### TASK OBJECTIVE:
Give the number of lines containing "Option" in this listing, with no other words.

### THE RECORDS:
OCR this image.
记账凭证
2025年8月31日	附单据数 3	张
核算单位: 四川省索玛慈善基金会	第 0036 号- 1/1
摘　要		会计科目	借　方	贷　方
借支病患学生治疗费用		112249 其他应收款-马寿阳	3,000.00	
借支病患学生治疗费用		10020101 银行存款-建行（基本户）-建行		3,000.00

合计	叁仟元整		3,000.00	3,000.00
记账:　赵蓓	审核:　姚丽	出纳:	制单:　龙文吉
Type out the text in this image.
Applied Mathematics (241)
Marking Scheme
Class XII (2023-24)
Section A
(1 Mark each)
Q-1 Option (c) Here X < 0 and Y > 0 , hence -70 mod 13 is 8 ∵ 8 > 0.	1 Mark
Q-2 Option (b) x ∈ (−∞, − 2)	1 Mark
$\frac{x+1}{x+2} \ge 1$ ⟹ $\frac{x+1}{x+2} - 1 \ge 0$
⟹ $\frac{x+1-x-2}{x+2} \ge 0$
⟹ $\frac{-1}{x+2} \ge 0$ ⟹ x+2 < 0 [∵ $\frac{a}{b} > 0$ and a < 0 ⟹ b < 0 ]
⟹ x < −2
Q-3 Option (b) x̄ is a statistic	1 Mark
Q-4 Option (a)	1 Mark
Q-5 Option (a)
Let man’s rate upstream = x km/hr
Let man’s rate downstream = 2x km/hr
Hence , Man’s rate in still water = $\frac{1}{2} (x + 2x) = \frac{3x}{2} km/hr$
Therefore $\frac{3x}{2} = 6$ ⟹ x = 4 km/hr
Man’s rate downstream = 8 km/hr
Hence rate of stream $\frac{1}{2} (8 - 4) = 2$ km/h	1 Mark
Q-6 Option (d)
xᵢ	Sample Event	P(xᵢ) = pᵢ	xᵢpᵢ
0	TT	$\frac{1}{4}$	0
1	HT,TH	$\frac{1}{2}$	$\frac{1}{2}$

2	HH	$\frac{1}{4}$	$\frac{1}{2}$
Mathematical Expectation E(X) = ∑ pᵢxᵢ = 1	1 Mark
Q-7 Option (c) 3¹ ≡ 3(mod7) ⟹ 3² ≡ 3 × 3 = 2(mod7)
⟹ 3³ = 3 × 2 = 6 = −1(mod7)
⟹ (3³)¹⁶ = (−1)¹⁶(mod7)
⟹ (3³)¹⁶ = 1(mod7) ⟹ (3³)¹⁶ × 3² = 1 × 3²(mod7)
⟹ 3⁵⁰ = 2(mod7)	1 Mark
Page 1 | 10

### OUTPUT FOR THIS EXERCISE:
7